To be done: Some lines in the records below may hold the word "ylabel"; give the number of those lines and nothing else.

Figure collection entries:
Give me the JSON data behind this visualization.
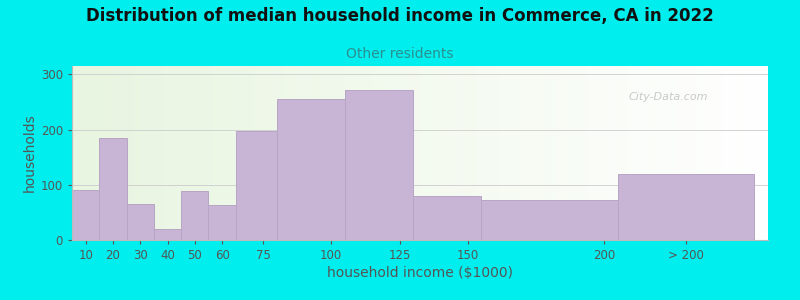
{
  "title": "Distribution of median household income in Commerce, CA in 2022",
  "subtitle": "Other residents",
  "xlabel": "household income ($1000)",
  "ylabel": "households",
  "background_color": "#00EEEE",
  "bar_color": "#c8b4d4",
  "bar_edge_color": "#b8a4c4",
  "values": [
    90,
    185,
    65,
    20,
    88,
    63,
    198,
    255,
    272,
    80,
    72,
    120
  ],
  "bar_widths": [
    10,
    10,
    10,
    10,
    10,
    10,
    15,
    25,
    25,
    25,
    50,
    50
  ],
  "bar_lefts": [
    5,
    15,
    25,
    35,
    45,
    55,
    65,
    80,
    105,
    130,
    155,
    205
  ],
  "xlim": [
    5,
    260
  ],
  "ylim": [
    0,
    315
  ],
  "yticks": [
    0,
    100,
    200,
    300
  ],
  "xtick_positions": [
    10,
    20,
    30,
    40,
    50,
    60,
    75,
    100,
    125,
    150,
    200,
    230
  ],
  "xtick_labels": [
    "10",
    "20",
    "30",
    "40",
    "50",
    "60",
    "75",
    "100",
    "125",
    "150",
    "200",
    "> 200"
  ],
  "watermark": "City-Data.com",
  "title_fontsize": 12,
  "subtitle_fontsize": 10,
  "axis_label_fontsize": 10,
  "tick_fontsize": 8.5
}
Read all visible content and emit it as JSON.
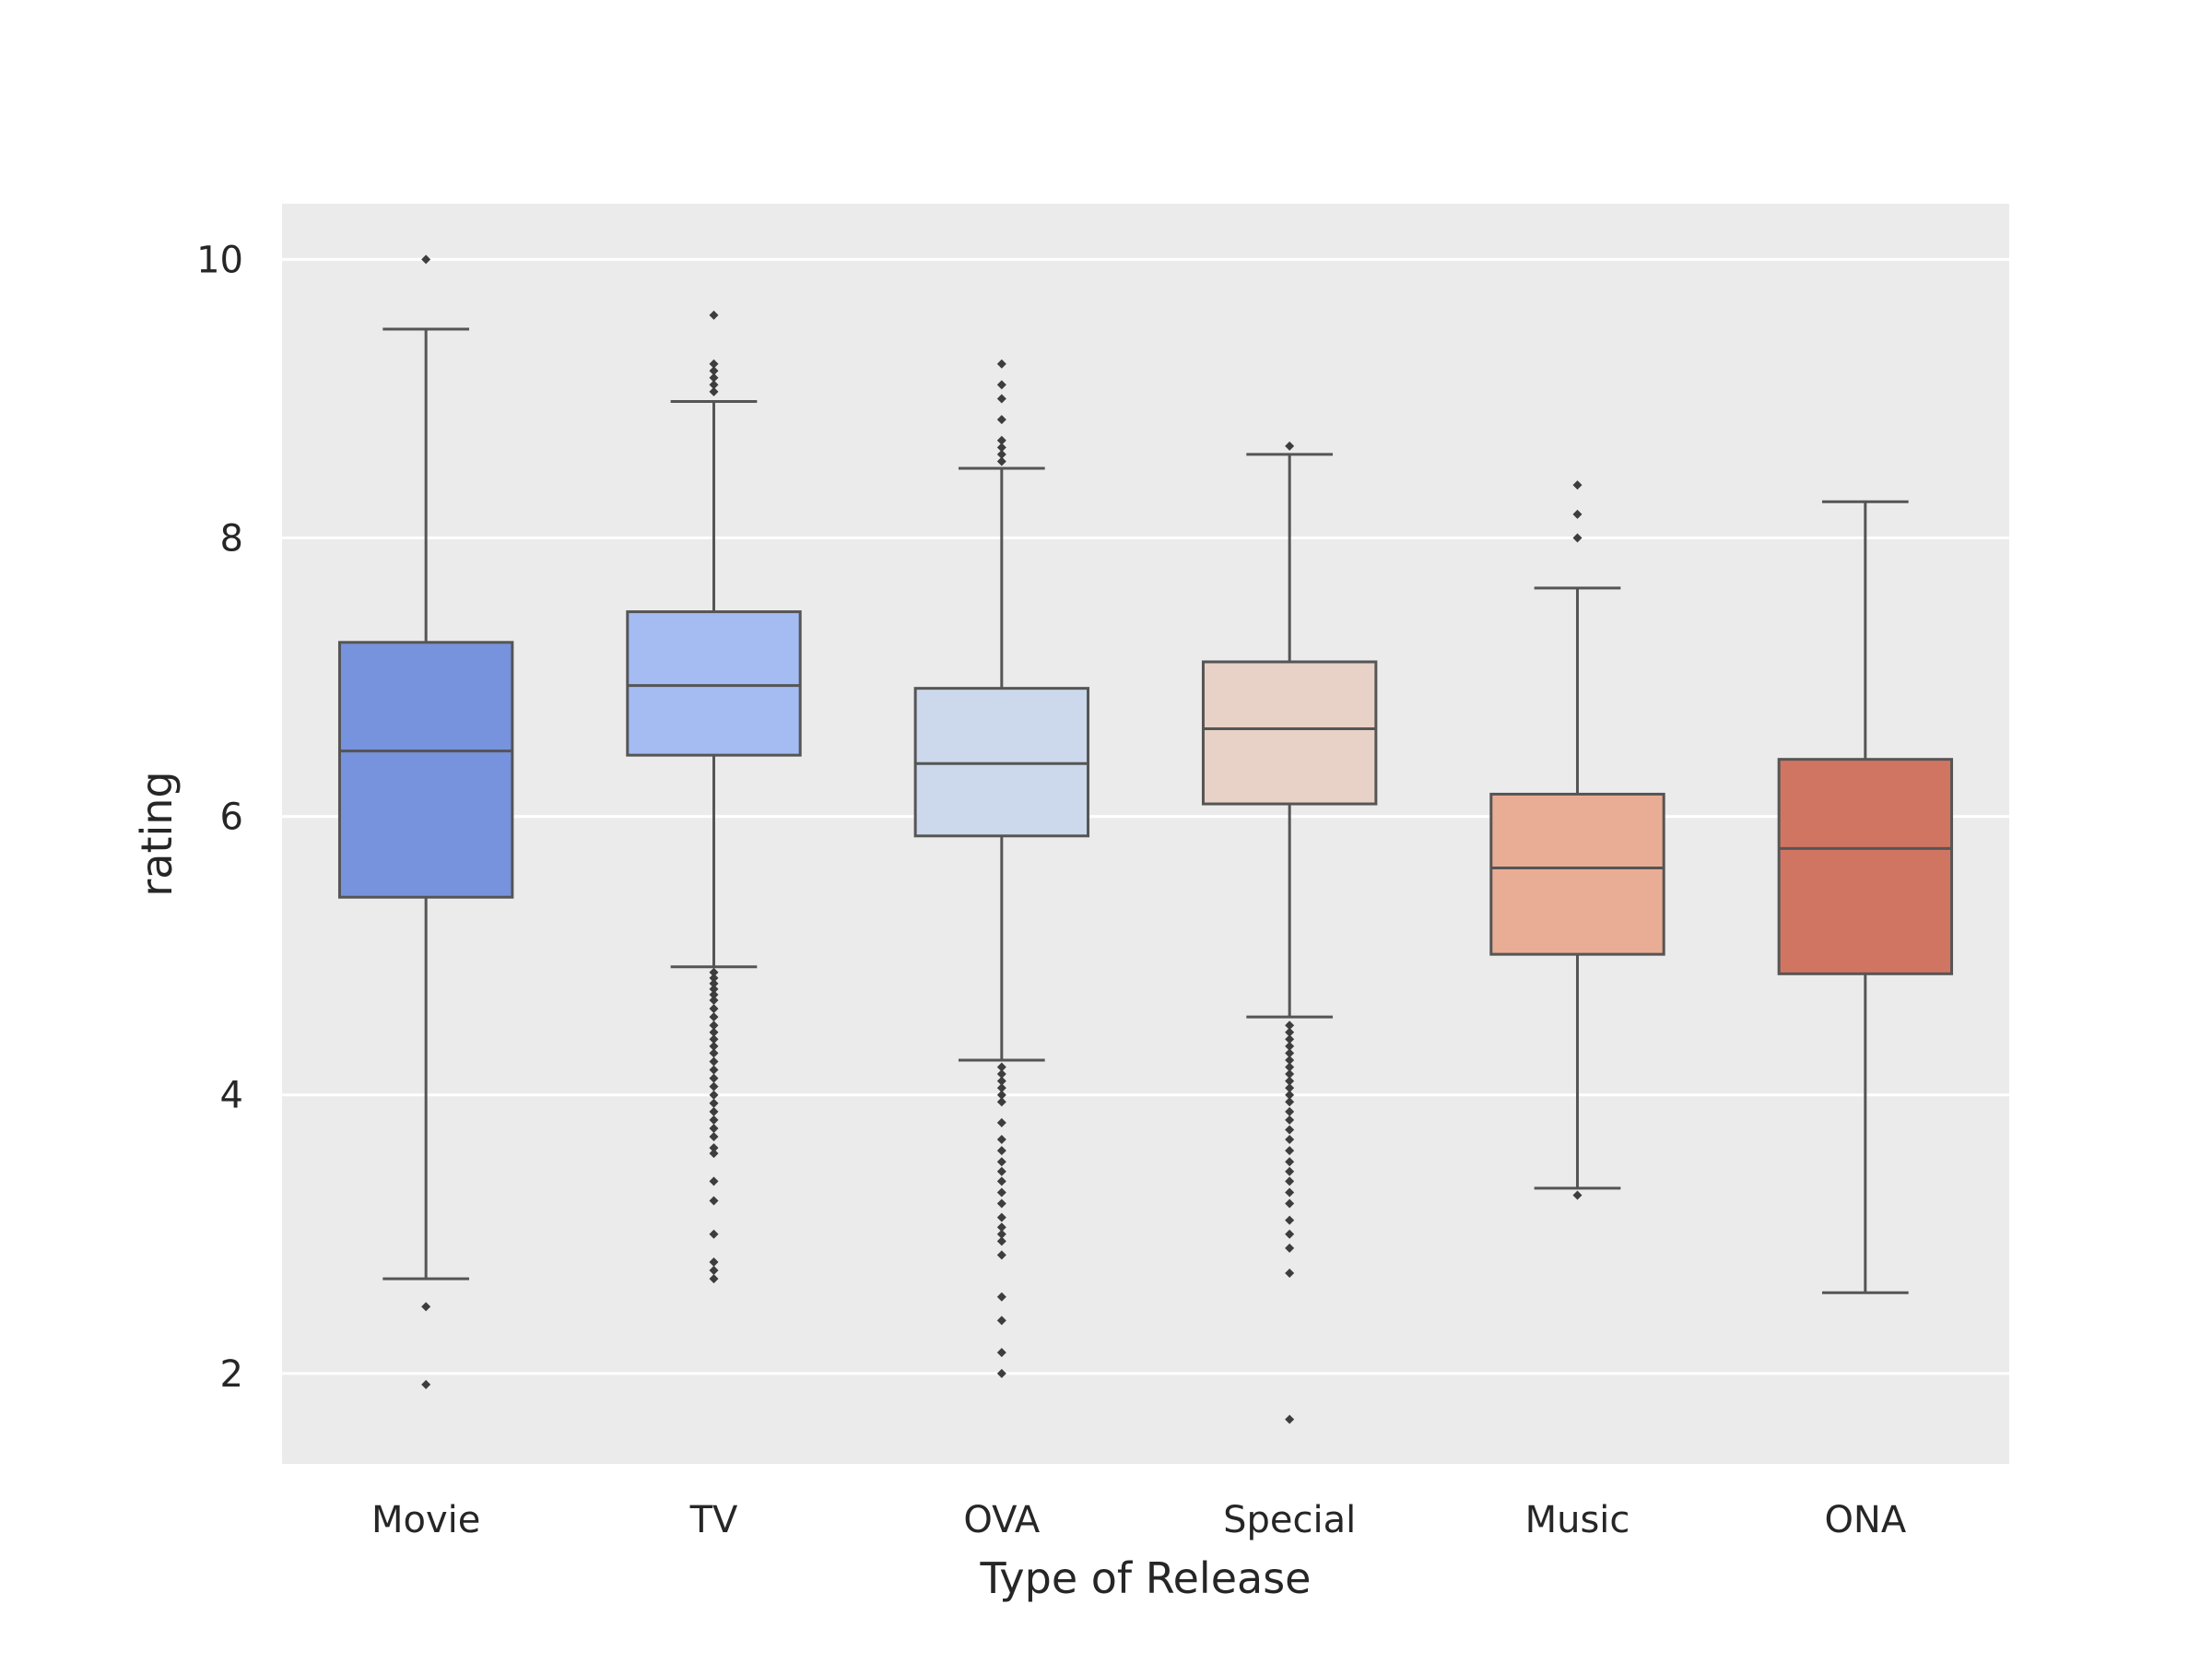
{
  "chart_data": {
    "type": "box",
    "title": "",
    "xlabel": "Type of Release",
    "ylabel": "rating",
    "ylim": [
      1.35,
      10.4
    ],
    "yticks": [
      2,
      4,
      6,
      8,
      10
    ],
    "grid": "y",
    "background": "#ebebeb",
    "categories": [
      "Movie",
      "TV",
      "OVA",
      "Special",
      "Music",
      "ONA"
    ],
    "boxes": [
      {
        "category": "Movie",
        "color": "#7893dd",
        "whisker_low": 2.68,
        "q1": 5.42,
        "median": 6.47,
        "q3": 7.25,
        "whisker_high": 9.5,
        "outliers": [
          2.48,
          1.92,
          10.0
        ]
      },
      {
        "category": "TV",
        "color": "#a4bcf2",
        "whisker_low": 4.92,
        "q1": 6.44,
        "median": 6.94,
        "q3": 7.47,
        "whisker_high": 8.98,
        "outliers": [
          9.6,
          9.25,
          9.2,
          9.15,
          9.1,
          9.05,
          4.88,
          4.84,
          4.8,
          4.76,
          4.72,
          4.68,
          4.62,
          4.56,
          4.5,
          4.45,
          4.4,
          4.35,
          4.3,
          4.24,
          4.18,
          4.12,
          4.06,
          4.0,
          3.94,
          3.88,
          3.82,
          3.76,
          3.7,
          3.62,
          3.58,
          3.38,
          3.24,
          3.0,
          2.8,
          2.74,
          2.68
        ]
      },
      {
        "category": "OVA",
        "color": "#ccd8eb",
        "whisker_low": 4.25,
        "q1": 5.86,
        "median": 6.38,
        "q3": 6.92,
        "whisker_high": 8.5,
        "outliers": [
          9.25,
          9.1,
          9.0,
          8.85,
          8.7,
          8.65,
          8.6,
          8.55,
          4.2,
          4.15,
          4.1,
          4.05,
          4.0,
          3.95,
          3.8,
          3.68,
          3.6,
          3.52,
          3.45,
          3.38,
          3.3,
          3.22,
          3.12,
          3.05,
          3.0,
          2.95,
          2.85,
          2.55,
          2.38,
          2.15,
          2.0
        ]
      },
      {
        "category": "Special",
        "color": "#e8d1c6",
        "whisker_low": 4.56,
        "q1": 6.09,
        "median": 6.63,
        "q3": 7.11,
        "whisker_high": 8.6,
        "outliers": [
          8.66,
          4.5,
          4.45,
          4.4,
          4.35,
          4.3,
          4.25,
          4.2,
          4.15,
          4.1,
          4.05,
          4.0,
          3.95,
          3.88,
          3.82,
          3.75,
          3.68,
          3.6,
          3.52,
          3.45,
          3.38,
          3.3,
          3.22,
          3.1,
          3.0,
          2.9,
          2.72,
          1.67
        ]
      },
      {
        "category": "Music",
        "color": "#e9ad95",
        "whisker_low": 3.33,
        "q1": 5.01,
        "median": 5.63,
        "q3": 6.16,
        "whisker_high": 7.64,
        "outliers": [
          8.38,
          8.17,
          8.0,
          3.28
        ]
      },
      {
        "category": "ONA",
        "color": "#d17563",
        "whisker_low": 2.58,
        "q1": 4.87,
        "median": 5.77,
        "q3": 6.41,
        "whisker_high": 8.26,
        "outliers": []
      }
    ]
  }
}
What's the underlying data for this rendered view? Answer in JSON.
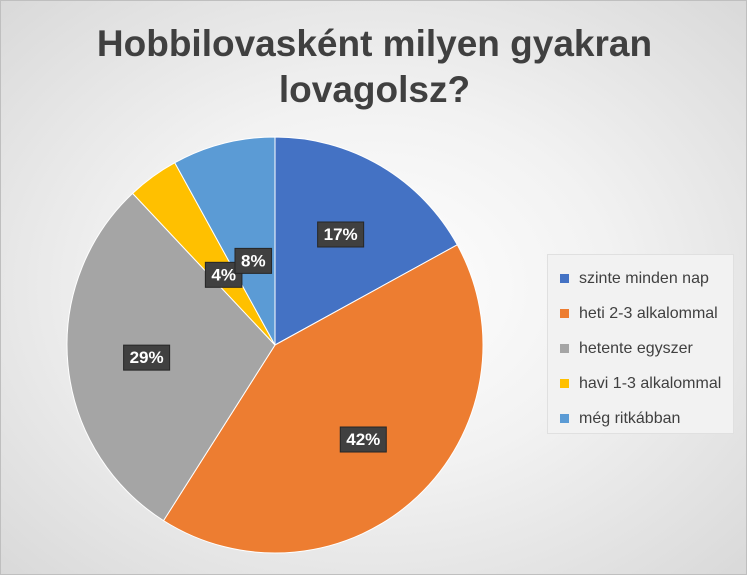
{
  "chart_data": {
    "type": "pie",
    "title_lines": [
      "Hobbilovasként milyen gyakran",
      "lovagolsz?"
    ],
    "categories": [
      "szinte minden nap",
      "heti 2-3 alkalommal",
      "hetente egyszer",
      "havi 1-3 alkalommal",
      "még ritkábban"
    ],
    "values": [
      17,
      42,
      29,
      4,
      8
    ],
    "labels": [
      "17%",
      "42%",
      "29%",
      "4%",
      "8%"
    ],
    "colors": [
      "#4472c4",
      "#ed7d31",
      "#a5a5a5",
      "#ffc000",
      "#5b9bd5"
    ],
    "legend_position": "right"
  }
}
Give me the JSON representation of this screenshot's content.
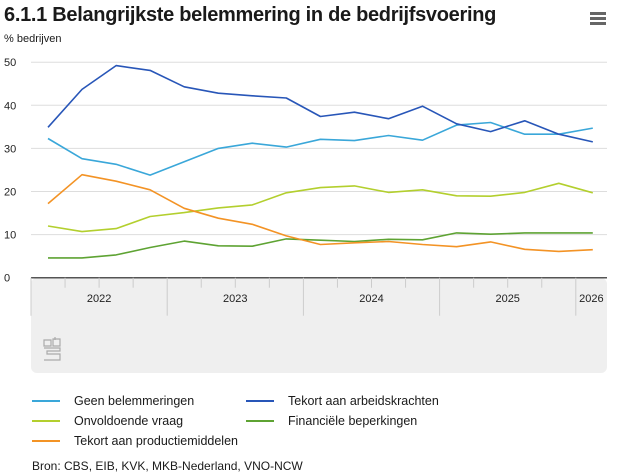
{
  "header": {
    "title": "6.1.1 Belangrijkste belemmering in de bedrijfsvoering",
    "subtitle": "% bedrijven",
    "menu_icon": "hamburger-menu-icon"
  },
  "chart_data": {
    "type": "line",
    "title": "6.1.1 Belangrijkste belemmering in de bedrijfsvoering",
    "ylabel": "% bedrijven",
    "ylim": [
      0,
      50
    ],
    "yticks": [
      0,
      10,
      20,
      30,
      40,
      50
    ],
    "x": [
      "2022Q1",
      "2022Q2",
      "2022Q3",
      "2022Q4",
      "2023Q1",
      "2023Q2",
      "2023Q3",
      "2023Q4",
      "2024Q1",
      "2024Q2",
      "2024Q3",
      "2024Q4",
      "2025Q1",
      "2025Q2",
      "2025Q3",
      "2025Q4",
      "2026Q1"
    ],
    "year_labels": [
      "2022",
      "2023",
      "2024",
      "2025",
      "2026"
    ],
    "grid": true,
    "legend_placement": "bottom",
    "series": [
      {
        "name": "Geen belemmeringen",
        "color": "#3aa7d9",
        "values": [
          32.3,
          27.6,
          26.3,
          23.8,
          26.9,
          30.0,
          31.2,
          30.3,
          32.1,
          31.8,
          33.0,
          31.9,
          35.4,
          36.0,
          33.3,
          33.3,
          34.7
        ]
      },
      {
        "name": "Tekort aan arbeidskrachten",
        "color": "#2856b8",
        "values": [
          34.9,
          43.7,
          49.2,
          48.1,
          44.3,
          42.8,
          42.2,
          41.7,
          37.4,
          38.4,
          36.9,
          39.8,
          35.7,
          33.9,
          36.4,
          33.3,
          31.5
        ]
      },
      {
        "name": "Onvoldoende vraag",
        "color": "#b3cf2e",
        "values": [
          12.0,
          10.7,
          11.4,
          14.2,
          15.1,
          16.2,
          16.9,
          19.7,
          20.9,
          21.3,
          19.8,
          20.4,
          19.0,
          18.9,
          19.8,
          21.9,
          19.7
        ]
      },
      {
        "name": "Financiële beperkingen",
        "color": "#5ea333",
        "values": [
          4.6,
          4.6,
          5.3,
          7.0,
          8.5,
          7.4,
          7.3,
          9.0,
          8.7,
          8.4,
          8.9,
          8.8,
          10.4,
          10.1,
          10.4,
          10.4,
          10.4
        ]
      },
      {
        "name": "Tekort aan productiemiddelen",
        "color": "#f39325",
        "values": [
          17.2,
          23.9,
          22.4,
          20.4,
          16.1,
          13.8,
          12.4,
          9.7,
          7.7,
          8.1,
          8.4,
          7.7,
          7.2,
          8.3,
          6.6,
          6.1,
          6.5
        ]
      }
    ]
  },
  "legend_order": [
    0,
    1,
    2,
    3,
    4
  ],
  "source": "Bron: CBS, EIB, KVK, MKB-Nederland, VNO-NCW"
}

Exercise answer: 3